• Records shown:
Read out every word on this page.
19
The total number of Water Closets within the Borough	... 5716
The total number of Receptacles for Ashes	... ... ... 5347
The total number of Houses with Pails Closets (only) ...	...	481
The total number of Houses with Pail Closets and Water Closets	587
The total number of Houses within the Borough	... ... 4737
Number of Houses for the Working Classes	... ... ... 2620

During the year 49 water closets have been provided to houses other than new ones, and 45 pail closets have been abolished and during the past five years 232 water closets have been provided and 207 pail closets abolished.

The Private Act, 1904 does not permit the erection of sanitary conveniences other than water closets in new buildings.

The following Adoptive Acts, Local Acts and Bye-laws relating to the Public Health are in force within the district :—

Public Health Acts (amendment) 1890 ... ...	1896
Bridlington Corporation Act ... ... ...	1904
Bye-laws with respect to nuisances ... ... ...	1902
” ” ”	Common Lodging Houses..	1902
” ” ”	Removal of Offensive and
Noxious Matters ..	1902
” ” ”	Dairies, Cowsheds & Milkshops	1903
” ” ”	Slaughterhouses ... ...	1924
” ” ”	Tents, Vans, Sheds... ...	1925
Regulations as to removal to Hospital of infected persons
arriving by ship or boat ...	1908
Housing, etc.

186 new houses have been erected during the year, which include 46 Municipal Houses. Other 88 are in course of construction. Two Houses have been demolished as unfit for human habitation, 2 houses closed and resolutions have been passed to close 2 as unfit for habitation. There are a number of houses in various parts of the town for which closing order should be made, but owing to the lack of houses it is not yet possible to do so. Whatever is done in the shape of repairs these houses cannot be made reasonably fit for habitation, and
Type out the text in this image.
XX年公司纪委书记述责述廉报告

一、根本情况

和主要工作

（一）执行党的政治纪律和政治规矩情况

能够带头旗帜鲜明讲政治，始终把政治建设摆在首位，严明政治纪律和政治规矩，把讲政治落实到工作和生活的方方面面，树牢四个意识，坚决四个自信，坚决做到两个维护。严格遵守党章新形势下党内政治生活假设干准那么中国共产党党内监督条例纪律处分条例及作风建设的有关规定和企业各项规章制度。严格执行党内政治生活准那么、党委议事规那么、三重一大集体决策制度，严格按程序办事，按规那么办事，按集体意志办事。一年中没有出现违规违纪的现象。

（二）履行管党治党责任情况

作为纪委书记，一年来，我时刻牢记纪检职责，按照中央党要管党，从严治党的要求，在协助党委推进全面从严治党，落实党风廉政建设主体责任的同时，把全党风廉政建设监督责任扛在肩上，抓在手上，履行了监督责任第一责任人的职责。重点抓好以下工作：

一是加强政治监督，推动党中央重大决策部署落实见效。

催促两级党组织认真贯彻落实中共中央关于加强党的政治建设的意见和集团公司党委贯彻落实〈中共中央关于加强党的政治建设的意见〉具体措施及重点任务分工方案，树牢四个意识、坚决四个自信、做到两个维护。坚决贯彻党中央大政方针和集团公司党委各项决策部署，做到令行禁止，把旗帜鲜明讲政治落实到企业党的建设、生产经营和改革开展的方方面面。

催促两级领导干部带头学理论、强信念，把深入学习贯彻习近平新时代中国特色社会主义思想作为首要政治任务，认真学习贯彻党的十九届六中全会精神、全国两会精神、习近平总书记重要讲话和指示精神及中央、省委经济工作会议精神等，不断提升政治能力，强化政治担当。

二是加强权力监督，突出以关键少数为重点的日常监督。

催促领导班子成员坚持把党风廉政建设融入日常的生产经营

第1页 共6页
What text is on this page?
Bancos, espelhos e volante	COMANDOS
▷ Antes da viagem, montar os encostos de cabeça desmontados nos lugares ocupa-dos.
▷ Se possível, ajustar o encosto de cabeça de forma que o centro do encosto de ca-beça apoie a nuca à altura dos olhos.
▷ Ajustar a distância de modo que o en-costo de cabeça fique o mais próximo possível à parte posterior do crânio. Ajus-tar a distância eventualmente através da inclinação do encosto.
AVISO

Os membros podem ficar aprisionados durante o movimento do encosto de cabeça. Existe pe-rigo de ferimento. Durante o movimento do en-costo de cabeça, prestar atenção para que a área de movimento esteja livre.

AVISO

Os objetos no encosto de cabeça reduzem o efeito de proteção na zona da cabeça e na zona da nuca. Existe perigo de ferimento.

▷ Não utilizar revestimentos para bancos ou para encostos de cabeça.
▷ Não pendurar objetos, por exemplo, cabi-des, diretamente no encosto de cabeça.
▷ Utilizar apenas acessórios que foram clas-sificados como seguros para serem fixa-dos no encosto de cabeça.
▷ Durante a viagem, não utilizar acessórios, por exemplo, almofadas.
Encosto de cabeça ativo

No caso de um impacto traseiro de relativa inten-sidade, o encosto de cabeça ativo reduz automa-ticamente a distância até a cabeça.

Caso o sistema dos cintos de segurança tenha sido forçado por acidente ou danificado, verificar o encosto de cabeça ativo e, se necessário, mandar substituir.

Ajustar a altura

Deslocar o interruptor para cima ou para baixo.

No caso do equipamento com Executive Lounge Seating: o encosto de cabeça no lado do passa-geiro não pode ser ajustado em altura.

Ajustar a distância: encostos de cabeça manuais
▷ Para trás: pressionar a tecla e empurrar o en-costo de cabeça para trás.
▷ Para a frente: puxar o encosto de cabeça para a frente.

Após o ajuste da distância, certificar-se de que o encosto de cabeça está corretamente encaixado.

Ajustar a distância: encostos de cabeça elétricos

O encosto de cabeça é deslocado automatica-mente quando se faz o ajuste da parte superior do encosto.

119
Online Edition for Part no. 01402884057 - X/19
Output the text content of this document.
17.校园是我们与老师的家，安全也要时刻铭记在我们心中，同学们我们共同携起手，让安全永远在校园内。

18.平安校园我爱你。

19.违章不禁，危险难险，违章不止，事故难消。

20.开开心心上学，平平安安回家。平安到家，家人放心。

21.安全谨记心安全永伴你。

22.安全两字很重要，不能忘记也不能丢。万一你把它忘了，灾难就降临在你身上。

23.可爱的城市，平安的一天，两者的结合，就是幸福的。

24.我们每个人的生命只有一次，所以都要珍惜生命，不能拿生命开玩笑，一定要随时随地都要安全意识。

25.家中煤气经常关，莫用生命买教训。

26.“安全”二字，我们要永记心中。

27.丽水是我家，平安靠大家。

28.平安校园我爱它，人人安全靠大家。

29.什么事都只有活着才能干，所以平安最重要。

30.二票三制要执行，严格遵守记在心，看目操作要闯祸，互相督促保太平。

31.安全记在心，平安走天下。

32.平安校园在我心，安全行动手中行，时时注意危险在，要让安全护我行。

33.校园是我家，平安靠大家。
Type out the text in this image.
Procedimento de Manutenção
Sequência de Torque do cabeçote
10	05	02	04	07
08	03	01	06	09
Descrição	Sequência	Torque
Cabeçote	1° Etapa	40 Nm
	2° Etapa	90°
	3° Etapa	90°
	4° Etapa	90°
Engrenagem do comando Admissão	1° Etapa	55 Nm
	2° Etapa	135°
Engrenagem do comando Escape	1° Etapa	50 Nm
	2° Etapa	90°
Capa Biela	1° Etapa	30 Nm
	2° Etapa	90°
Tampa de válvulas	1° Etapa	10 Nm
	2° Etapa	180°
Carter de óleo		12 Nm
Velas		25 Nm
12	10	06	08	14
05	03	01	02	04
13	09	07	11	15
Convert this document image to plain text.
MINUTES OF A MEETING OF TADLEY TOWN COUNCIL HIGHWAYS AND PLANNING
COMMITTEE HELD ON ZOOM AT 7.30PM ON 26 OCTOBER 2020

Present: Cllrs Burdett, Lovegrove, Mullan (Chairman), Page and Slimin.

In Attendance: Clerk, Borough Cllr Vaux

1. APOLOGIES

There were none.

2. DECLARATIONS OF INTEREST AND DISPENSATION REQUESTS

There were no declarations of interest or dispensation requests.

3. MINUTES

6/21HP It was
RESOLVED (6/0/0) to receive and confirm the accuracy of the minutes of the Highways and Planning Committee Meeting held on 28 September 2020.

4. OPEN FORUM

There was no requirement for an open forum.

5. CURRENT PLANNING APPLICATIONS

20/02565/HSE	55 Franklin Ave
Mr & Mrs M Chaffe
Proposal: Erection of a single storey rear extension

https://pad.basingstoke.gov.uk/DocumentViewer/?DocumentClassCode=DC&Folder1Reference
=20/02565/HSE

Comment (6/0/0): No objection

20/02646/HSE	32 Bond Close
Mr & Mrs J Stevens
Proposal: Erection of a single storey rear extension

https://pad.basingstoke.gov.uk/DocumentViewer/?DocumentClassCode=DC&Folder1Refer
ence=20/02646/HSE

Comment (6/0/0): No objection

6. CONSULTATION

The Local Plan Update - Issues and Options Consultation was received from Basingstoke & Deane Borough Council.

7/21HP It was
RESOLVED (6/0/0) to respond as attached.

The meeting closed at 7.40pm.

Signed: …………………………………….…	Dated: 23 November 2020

• Exercise goal: Find all lines with "Health" in them and copy each one.

• Solution to the problem:
The following Adoptive Acts, Local Acts and Bye-laws relating to the Public Health are in force within the district :—
Public Health Acts (amendment) 1890 ... ...	1896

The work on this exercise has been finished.